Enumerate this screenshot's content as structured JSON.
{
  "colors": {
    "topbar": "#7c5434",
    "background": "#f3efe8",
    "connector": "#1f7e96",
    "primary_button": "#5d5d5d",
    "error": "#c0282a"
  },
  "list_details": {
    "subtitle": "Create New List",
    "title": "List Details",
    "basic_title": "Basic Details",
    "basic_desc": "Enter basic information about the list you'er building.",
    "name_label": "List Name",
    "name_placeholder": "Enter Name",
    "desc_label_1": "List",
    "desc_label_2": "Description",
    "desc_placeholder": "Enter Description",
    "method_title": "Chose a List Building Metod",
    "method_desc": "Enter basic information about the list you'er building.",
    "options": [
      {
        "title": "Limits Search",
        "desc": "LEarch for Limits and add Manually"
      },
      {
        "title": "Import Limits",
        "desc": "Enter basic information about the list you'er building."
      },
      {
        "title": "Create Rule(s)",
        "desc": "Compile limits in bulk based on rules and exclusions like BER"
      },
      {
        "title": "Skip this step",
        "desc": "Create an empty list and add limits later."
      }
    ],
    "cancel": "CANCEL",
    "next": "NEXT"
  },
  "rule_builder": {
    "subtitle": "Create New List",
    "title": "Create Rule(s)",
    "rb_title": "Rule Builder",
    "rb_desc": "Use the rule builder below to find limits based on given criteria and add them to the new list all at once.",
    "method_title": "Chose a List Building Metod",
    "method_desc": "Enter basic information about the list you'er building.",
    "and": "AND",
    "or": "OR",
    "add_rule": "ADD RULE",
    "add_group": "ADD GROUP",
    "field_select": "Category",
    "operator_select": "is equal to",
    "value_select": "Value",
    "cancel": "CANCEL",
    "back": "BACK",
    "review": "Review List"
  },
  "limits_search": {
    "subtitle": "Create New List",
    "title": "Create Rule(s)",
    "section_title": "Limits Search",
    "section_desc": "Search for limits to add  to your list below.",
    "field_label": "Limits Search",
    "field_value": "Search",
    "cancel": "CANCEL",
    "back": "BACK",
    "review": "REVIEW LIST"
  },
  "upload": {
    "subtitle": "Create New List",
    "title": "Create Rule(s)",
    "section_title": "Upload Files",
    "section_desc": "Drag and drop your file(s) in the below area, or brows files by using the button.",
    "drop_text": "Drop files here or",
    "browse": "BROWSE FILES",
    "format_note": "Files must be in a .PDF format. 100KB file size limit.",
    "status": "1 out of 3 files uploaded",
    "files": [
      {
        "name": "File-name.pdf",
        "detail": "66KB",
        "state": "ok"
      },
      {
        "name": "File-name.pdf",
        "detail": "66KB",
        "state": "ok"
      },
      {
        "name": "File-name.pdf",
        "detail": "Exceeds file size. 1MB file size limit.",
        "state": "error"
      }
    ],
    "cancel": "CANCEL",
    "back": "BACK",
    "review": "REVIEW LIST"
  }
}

- - -

**Exercise instructions**
Please quote every record above exactly as it appears.

**Reply to the task**
Enumerate this screenshot's content as structured JSON.
{
  "colors": {
    "topbar": "#7c5434",
    "background": "#f3efe8",
    "connector": "#1f7e96",
    "primary_button": "#5d5d5d",
    "error": "#c0282a"
  },
  "list_details": {
    "subtitle": "Create New List",
    "title": "List Details",
    "basic_title": "Basic Details",
    "basic_desc": "Enter basic information about the list you'er building.",
    "name_label": "List Name",
    "name_placeholder": "Enter Name",
    "desc_label_1": "List",
    "desc_label_2": "Description",
    "desc_placeholder": "Enter Description",
    "method_title": "Chose a List Building Metod",
    "method_desc": "Enter basic information about the list you'er building.",
    "options": [
      {
        "title": "Limits Search",
        "desc": "LEarch for Limits and add Manually"
      },
      {
        "title": "Import Limits",
        "desc": "Enter basic information about the list you'er building."
      },
      {
        "title": "Create Rule(s)",
        "desc": "Compile limits in bulk based on rules and exclusions like BER"
      },
      {
        "title": "Skip this step",
        "desc": "Create an empty list and add limits later."
      }
    ],
    "cancel": "CANCEL",
    "next": "NEXT"
  },
  "rule_builder": {
    "subtitle": "Create New List",
    "title": "Create Rule(s)",
    "rb_title": "Rule Builder",
    "rb_desc": "Use the rule builder below to find limits based on given criteria and add them to the new list all at once.",
    "method_title": "Chose a List Building Metod",
    "method_desc": "Enter basic information about the list you'er building.",
    "and": "AND",
    "or": "OR",
    "add_rule": "ADD RULE",
    "add_group": "ADD GROUP",
    "field_select": "Category",
    "operator_select": "is equal to",
    "value_select": "Value",
    "cancel": "CANCEL",
    "back": "BACK",
    "review": "Review List"
  },
  "limits_search": {
    "subtitle": "Create New List",
    "title": "Create Rule(s)",
    "section_title": "Limits Search",
    "section_desc": "Search for limits to add  to your list below.",
    "field_label": "Limits Search",
    "field_value": "Search",
    "cancel": "CANCEL",
    "back": "BACK",
    "review": "REVIEW LIST"
  },
  "upload": {
    "subtitle": "Create New List",
    "title": "Create Rule(s)",
    "section_title": "Upload Files",
    "section_desc": "Drag and drop your file(s) in the below area, or brows files by using the button.",
    "drop_text": "Drop files here or",
    "browse": "BROWSE FILES",
    "format_note": "Files must be in a .PDF format. 100KB file size limit.",
    "status": "1 out of 3 files uploaded",
    "files": [
      {
        "name": "File-name.pdf",
        "detail": "66KB",
        "state": "ok"
      },
      {
        "name": "File-name.pdf",
        "detail": "66KB",
        "state": "ok"
      },
      {
        "name": "File-name.pdf",
        "detail": "Exceeds file size. 1MB file size limit.",
        "state": "error"
      }
    ],
    "cancel": "CANCEL",
    "back": "BACK",
    "review": "REVIEW LIST"
  }
}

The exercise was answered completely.